■ AIM OF THE TASK
Examine the material below and count the lines that hold the word "المسألتين". Report only the number.

■ MATERIALS PROVIDED
= = = =
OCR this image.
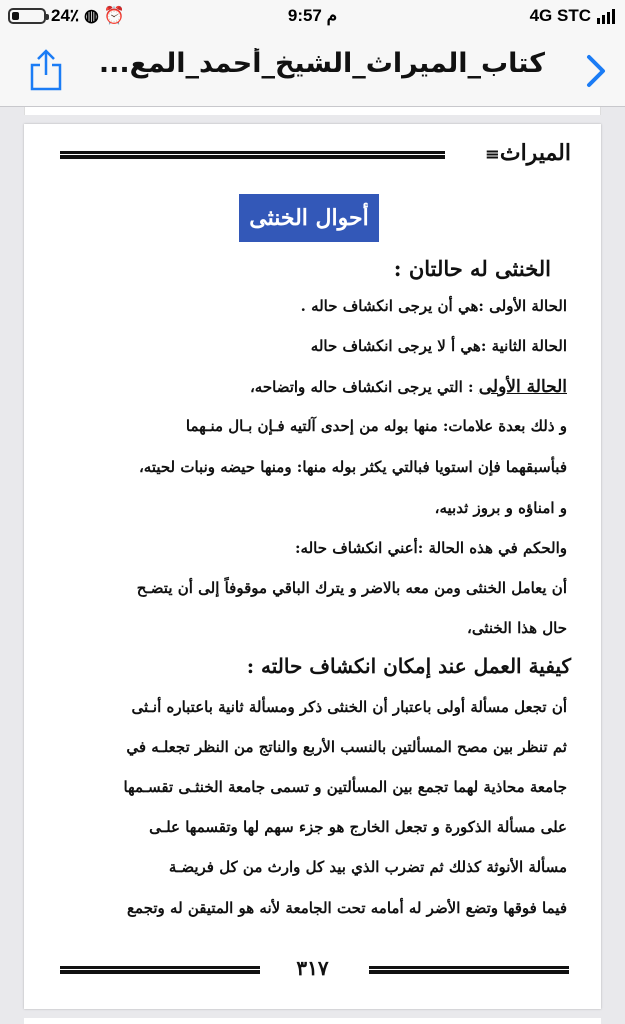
24٪ ◍ ⏰	9:57 م	4G STC
كتاب_الميراث_الشيخ_أحمد_المع...
الميراث≡
أحوال الخنثى
الخنثى له حالتان :
الحالة الأولى :هي أن يرجى انكشاف حاله .
الحالة الثانية :هي أ لا يرجى انكشاف حاله
الحالة الأولى : التي يرجى انكشاف حاله واتضاحه،
و ذلك بعدة علامات: منها بوله من إحدى آلتيه فـإن بـال منـهما
فبأسبقهما فإن استويا فبالتي يكثر بوله منها: ومنها حيضه ونبات لحيته،
و امناؤه و بروز ثدبيه،
والحكم في هذه الحالة :أعني انكشاف حاله:
أن يعامل الخنثى ومن معه بالاضر و يترك الباقي موقوفاً إلى أن يتضـح
حال هذا الخنثى،
كيفية العمل عند إمكان انكشاف حالته :
أن تجعل مسألة أولى باعتبار أن الخنثى ذكر ومسألة ثانية باعتباره أنـثى
ثم تنظر بين مصح المسألتين بالنسب الأربع والناتج من النظر تجعلـه في
جامعة محاذية لهما تجمع بين المسألتين و تسمى جامعة الخنثـى تقسـمها
على مسألة الذكورة و تجعل الخارج هو جزء سهم لها وتقسمها علـى
مسألة الأنوثة كذلك ثم تضرب الذي بيد كل وارث من كل فريضـة
فيما فوقها وتضع الأضر له أمامه تحت الجامعة لأنه هو المتيقن له وتجمع
٣١٧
= = = =
■ OUTPUT BELOW
2